(Lines of data)
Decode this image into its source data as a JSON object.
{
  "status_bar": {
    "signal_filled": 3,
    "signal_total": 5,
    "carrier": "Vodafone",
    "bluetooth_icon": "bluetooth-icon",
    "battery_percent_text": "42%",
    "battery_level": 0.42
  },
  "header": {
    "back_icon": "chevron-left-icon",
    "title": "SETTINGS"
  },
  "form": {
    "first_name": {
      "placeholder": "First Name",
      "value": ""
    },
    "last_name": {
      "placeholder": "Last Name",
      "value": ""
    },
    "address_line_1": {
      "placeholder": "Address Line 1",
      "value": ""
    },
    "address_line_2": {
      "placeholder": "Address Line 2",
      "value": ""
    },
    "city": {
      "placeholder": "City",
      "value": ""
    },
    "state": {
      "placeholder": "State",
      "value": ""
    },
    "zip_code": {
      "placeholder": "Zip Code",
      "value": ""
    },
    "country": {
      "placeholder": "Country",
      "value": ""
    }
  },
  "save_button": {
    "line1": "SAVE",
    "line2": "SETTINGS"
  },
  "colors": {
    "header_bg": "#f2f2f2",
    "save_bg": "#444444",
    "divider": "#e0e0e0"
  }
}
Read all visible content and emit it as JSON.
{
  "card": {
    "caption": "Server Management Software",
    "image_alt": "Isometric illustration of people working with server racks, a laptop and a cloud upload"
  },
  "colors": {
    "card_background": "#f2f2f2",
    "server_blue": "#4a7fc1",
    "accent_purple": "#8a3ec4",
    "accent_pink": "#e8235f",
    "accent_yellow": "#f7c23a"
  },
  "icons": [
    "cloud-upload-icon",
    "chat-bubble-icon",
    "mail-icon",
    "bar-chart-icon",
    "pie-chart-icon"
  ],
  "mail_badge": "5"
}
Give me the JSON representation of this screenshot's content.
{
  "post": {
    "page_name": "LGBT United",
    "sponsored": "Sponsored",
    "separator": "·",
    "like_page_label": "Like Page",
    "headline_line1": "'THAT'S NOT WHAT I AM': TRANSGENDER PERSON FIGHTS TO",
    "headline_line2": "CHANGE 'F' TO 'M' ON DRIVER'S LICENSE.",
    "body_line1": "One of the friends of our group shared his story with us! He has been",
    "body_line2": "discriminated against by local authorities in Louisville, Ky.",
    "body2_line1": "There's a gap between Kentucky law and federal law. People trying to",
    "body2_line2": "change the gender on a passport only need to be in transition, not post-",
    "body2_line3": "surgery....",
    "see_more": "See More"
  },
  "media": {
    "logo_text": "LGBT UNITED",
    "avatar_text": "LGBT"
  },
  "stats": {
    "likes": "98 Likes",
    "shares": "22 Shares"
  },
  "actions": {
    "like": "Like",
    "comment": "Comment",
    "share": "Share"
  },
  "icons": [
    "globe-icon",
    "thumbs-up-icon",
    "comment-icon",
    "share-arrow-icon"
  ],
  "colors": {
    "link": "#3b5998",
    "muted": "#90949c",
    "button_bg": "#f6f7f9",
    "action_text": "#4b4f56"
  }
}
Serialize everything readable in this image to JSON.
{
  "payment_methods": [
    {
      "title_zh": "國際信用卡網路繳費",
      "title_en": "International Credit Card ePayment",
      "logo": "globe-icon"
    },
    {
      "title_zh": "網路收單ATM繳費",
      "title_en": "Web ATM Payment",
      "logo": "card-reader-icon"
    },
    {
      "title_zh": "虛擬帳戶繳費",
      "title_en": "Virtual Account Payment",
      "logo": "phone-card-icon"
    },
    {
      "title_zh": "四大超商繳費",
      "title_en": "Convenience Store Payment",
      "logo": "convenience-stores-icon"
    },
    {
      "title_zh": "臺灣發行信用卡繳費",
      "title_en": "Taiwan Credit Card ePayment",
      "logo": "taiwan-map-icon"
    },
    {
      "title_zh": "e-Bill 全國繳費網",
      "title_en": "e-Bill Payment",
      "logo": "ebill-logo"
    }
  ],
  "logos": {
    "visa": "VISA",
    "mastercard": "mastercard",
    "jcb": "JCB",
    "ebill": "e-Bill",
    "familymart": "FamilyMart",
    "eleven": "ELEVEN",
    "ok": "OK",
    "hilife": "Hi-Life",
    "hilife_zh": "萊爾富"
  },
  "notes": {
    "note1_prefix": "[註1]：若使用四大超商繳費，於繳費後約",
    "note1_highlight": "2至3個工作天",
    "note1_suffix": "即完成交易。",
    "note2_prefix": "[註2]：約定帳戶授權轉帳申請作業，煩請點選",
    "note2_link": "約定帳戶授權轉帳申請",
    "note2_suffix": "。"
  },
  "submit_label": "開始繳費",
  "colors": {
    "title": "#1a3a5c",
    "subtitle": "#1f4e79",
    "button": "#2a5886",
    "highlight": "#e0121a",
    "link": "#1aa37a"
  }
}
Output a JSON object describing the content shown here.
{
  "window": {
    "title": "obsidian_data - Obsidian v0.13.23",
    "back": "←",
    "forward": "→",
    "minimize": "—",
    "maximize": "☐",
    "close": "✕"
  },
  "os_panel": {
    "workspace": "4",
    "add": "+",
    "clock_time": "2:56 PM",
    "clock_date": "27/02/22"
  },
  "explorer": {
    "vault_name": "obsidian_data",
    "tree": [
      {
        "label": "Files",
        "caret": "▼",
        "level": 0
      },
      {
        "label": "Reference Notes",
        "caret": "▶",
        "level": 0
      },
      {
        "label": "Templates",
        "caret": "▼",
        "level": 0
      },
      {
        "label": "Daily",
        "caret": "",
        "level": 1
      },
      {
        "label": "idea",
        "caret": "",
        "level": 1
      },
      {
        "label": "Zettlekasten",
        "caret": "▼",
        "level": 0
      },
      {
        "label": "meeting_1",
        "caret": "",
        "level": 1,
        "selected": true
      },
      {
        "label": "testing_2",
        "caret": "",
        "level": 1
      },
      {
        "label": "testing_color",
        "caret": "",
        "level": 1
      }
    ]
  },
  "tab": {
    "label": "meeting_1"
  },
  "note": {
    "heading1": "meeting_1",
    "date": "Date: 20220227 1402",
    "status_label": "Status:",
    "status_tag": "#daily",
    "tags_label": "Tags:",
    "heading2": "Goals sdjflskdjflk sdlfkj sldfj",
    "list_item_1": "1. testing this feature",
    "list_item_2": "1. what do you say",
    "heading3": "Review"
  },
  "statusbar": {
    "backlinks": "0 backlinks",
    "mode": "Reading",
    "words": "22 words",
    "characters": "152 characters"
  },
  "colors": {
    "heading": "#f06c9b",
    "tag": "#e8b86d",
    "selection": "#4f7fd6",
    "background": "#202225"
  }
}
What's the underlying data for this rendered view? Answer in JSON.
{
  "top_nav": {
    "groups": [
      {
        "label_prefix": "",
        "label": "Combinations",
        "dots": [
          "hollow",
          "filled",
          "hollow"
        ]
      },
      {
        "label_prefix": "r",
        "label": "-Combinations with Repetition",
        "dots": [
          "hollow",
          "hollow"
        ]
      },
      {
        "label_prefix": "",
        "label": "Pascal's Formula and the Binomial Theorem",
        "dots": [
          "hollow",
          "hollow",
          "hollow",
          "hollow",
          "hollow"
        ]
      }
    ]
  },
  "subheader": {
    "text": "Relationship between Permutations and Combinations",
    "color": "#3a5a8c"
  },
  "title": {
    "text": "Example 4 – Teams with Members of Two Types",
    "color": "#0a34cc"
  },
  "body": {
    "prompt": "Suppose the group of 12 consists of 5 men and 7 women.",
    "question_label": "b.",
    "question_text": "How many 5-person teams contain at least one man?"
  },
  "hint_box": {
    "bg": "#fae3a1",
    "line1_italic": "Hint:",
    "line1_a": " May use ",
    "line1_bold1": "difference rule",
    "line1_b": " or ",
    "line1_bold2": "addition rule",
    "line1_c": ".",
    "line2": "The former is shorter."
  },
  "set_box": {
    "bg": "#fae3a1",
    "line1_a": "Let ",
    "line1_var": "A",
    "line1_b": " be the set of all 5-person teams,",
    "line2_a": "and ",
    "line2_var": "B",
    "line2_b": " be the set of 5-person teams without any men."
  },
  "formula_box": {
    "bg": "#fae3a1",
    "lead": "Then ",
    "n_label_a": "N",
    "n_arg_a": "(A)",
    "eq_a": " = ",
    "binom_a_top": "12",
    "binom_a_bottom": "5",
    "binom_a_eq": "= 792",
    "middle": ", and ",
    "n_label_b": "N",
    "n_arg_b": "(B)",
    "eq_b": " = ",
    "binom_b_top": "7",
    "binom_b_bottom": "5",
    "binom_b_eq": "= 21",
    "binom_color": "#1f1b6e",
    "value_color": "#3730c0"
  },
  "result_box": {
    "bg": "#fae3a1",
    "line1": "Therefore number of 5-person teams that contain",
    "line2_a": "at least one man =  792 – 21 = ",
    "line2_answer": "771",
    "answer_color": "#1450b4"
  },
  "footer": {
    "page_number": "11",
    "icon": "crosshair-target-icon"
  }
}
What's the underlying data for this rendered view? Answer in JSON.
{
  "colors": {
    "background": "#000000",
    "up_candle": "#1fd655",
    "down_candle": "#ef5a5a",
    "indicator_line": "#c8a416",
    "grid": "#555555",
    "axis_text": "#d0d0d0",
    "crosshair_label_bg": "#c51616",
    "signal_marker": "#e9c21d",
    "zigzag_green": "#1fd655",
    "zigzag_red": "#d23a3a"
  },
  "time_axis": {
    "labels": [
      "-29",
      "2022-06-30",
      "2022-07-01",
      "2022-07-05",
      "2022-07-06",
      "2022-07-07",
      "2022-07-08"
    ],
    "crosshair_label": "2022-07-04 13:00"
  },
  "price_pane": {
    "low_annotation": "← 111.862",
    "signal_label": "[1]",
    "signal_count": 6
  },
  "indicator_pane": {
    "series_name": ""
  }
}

[Work to complete]
Look through the listing and extract every line with "least" in it.

[Result]
    "question_text": "How many 5-person teams contain at least one man?"
    "line2_a": "at least one man =  792 – 21 = ",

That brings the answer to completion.